• PROBLEM DESCRIPTION: Gather up every line from the entries below that uses the word "JSON".

━━━━━━━━━━━━━━━━

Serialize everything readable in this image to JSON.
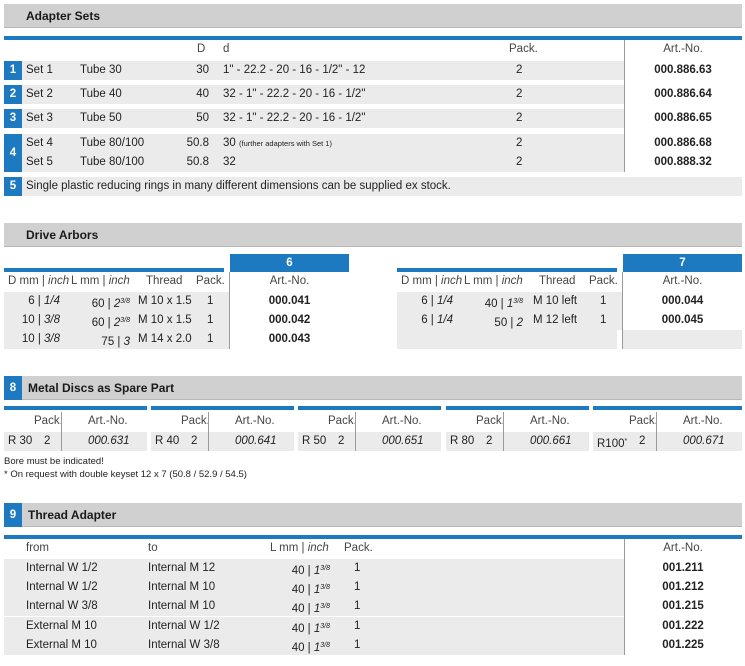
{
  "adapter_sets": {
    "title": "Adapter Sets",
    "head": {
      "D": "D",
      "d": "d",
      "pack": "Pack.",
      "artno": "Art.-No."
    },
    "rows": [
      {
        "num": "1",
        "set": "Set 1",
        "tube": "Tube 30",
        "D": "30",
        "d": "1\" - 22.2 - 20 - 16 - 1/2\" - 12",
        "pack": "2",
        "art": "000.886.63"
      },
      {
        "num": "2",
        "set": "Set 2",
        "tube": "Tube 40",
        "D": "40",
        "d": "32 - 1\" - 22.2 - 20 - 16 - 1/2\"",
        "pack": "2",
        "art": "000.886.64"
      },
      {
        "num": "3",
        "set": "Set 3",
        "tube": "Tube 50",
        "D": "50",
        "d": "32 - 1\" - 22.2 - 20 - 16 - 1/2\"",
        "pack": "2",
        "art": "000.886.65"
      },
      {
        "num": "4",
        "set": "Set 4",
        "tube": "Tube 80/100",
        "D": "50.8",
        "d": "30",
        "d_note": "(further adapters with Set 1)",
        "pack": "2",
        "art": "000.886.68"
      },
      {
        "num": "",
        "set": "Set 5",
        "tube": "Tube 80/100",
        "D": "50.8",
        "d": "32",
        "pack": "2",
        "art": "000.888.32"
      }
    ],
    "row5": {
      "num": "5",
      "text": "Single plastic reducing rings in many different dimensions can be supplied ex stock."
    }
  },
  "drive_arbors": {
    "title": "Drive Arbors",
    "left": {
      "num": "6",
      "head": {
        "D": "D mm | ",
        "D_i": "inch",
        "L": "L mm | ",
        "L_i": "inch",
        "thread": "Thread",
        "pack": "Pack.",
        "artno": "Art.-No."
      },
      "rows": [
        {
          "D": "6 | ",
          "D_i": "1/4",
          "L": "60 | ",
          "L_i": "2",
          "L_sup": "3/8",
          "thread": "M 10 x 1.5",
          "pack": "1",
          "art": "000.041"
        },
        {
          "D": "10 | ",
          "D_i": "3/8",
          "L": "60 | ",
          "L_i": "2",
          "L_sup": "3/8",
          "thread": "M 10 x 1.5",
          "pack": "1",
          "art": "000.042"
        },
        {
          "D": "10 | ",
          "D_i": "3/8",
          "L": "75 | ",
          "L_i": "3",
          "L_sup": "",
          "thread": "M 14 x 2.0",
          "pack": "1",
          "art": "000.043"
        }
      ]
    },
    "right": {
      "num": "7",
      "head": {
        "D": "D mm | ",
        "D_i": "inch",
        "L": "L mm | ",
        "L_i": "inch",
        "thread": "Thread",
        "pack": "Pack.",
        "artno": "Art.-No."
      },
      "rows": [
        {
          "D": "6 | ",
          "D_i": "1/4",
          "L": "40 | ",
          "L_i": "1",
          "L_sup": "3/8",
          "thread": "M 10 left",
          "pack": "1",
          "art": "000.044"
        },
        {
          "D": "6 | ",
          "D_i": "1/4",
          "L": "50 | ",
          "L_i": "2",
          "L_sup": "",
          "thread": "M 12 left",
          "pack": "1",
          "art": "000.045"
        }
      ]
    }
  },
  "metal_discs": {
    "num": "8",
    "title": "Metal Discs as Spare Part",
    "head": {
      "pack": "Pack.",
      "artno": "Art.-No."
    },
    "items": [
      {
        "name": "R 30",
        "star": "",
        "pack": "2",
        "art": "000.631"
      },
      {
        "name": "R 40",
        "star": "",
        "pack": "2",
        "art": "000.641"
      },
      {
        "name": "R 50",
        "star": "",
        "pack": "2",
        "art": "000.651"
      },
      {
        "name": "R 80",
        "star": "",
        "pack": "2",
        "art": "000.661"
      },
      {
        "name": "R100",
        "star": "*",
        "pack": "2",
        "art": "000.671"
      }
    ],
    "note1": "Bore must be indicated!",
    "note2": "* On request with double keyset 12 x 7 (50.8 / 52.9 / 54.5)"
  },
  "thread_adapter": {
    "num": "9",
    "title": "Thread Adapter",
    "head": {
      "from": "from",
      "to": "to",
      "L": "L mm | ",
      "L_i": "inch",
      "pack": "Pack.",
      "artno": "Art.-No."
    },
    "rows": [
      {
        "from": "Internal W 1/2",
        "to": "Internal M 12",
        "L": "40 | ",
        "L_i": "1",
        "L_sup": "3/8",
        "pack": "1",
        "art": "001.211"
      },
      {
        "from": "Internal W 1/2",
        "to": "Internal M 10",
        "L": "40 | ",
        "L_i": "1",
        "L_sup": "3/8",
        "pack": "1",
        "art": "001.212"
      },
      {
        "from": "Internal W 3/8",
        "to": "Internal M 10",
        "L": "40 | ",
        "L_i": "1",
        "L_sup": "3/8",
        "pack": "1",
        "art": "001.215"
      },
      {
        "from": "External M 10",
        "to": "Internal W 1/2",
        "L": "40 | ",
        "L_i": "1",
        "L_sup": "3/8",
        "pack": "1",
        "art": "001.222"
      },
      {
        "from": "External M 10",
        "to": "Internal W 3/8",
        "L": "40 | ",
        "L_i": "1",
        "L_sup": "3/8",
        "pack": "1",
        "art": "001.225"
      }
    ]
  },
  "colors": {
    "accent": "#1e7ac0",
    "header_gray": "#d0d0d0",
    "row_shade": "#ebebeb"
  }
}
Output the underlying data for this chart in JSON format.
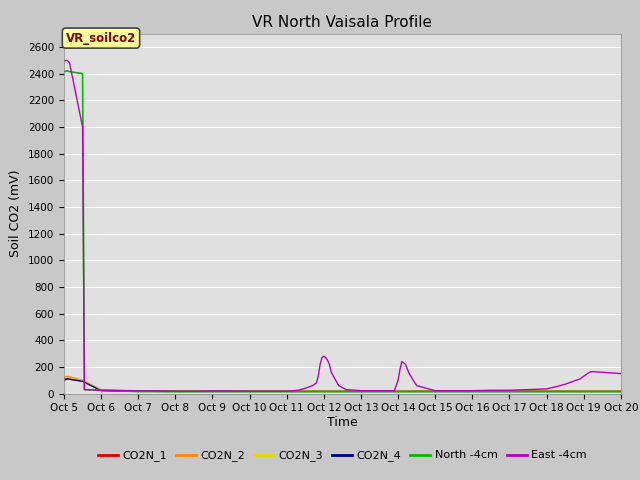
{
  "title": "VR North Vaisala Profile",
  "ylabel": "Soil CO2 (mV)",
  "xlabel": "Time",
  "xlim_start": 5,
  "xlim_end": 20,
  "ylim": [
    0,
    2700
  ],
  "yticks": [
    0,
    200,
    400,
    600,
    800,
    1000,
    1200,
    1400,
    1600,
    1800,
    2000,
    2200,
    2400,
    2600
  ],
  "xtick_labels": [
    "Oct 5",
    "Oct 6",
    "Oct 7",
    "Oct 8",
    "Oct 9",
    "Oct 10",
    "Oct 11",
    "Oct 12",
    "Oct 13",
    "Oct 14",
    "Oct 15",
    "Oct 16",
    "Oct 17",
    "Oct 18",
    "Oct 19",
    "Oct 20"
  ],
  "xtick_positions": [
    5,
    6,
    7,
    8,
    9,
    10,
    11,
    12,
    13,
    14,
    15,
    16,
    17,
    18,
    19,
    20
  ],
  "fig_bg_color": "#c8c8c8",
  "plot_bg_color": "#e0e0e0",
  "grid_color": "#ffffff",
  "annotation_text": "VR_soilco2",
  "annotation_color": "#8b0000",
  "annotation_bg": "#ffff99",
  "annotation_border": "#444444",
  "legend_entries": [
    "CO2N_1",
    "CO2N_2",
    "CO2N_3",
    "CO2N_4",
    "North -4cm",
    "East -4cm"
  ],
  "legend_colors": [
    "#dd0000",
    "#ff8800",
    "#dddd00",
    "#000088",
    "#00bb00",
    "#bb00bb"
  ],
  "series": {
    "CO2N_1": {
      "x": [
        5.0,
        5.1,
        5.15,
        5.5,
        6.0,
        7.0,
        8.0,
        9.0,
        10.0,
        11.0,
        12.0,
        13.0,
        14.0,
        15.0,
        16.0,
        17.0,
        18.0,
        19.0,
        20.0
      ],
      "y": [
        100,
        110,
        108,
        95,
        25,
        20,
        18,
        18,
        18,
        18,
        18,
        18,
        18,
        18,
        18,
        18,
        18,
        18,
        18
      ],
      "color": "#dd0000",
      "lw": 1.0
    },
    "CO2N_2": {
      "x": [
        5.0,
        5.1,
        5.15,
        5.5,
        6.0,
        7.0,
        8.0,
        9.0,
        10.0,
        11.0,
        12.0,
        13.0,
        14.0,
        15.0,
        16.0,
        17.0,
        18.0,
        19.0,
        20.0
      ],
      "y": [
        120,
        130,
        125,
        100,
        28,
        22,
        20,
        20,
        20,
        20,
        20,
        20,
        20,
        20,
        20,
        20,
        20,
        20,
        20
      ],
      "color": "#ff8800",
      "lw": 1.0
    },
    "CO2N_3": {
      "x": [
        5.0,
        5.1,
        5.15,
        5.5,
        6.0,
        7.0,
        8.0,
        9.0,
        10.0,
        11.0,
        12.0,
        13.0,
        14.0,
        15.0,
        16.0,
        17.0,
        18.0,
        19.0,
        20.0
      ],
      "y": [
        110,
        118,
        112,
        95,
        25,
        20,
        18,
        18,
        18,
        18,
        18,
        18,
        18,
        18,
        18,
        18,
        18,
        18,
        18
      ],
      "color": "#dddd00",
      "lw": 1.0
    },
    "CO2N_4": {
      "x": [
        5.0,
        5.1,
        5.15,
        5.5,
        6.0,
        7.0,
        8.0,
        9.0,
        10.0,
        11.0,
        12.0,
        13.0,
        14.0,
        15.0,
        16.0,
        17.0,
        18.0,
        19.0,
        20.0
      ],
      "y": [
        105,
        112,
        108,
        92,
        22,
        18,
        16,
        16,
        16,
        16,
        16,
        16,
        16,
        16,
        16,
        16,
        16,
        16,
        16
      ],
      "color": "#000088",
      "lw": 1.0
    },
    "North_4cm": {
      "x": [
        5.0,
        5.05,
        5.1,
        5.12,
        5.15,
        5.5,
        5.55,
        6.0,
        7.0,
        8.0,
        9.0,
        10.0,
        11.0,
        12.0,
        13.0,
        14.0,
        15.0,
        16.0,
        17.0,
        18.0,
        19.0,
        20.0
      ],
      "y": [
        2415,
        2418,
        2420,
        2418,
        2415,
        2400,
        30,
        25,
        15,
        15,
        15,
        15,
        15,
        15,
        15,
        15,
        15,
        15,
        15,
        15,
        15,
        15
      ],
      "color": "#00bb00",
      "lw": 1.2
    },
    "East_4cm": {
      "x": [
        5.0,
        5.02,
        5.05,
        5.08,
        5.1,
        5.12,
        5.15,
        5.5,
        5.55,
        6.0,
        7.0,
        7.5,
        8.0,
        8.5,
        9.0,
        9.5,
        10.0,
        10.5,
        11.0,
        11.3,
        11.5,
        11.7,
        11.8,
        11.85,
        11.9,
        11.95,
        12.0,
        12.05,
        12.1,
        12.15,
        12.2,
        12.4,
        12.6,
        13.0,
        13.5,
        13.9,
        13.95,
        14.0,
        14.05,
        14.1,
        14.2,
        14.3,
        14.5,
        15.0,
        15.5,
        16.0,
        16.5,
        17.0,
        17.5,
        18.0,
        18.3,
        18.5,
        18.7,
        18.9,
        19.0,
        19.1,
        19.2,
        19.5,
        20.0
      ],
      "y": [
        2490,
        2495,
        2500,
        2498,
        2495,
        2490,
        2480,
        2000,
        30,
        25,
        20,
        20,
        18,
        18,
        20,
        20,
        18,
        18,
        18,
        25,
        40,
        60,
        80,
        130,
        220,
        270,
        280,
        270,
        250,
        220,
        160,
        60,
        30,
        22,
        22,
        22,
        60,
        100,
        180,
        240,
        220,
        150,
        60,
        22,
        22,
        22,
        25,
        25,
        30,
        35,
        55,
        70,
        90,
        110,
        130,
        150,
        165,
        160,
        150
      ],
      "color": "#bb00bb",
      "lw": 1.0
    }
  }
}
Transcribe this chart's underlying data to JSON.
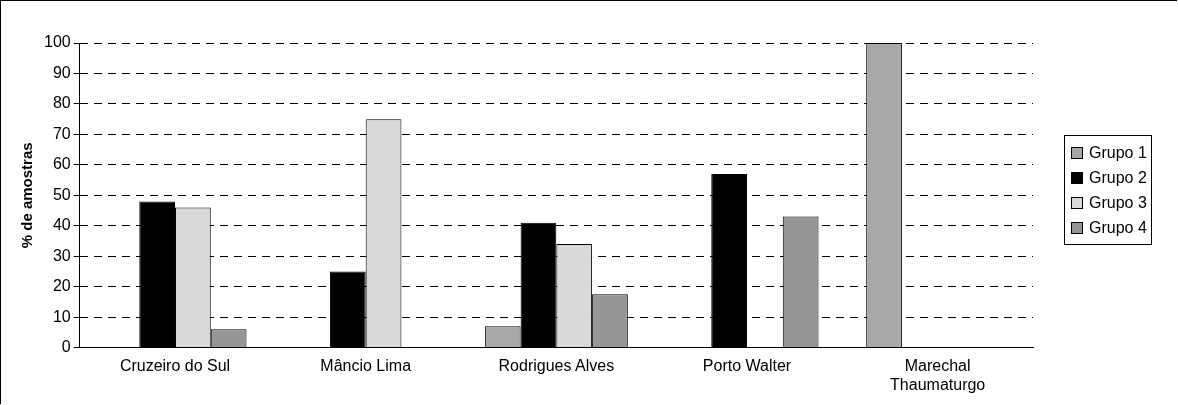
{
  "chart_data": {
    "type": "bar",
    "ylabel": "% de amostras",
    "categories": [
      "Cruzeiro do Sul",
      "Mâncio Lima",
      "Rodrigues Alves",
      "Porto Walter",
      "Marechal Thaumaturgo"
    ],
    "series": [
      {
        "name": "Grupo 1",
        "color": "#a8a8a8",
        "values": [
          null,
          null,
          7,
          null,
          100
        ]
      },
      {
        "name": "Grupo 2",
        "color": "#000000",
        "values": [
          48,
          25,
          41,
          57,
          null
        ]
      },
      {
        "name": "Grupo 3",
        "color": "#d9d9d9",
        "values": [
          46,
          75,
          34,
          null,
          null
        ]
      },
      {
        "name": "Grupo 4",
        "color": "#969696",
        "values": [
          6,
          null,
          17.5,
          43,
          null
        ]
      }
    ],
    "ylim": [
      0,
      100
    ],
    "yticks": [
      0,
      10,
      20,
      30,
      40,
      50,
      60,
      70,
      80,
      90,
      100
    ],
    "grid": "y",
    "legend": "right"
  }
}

━━━━━━━━━━━━━━━━

• RESULT FOR THIS EXERCISE:
Serialize everything readable in this image to JSON.
Output the underlying data for this chart in JSON format.
Transcribe this chart's underlying data to JSON.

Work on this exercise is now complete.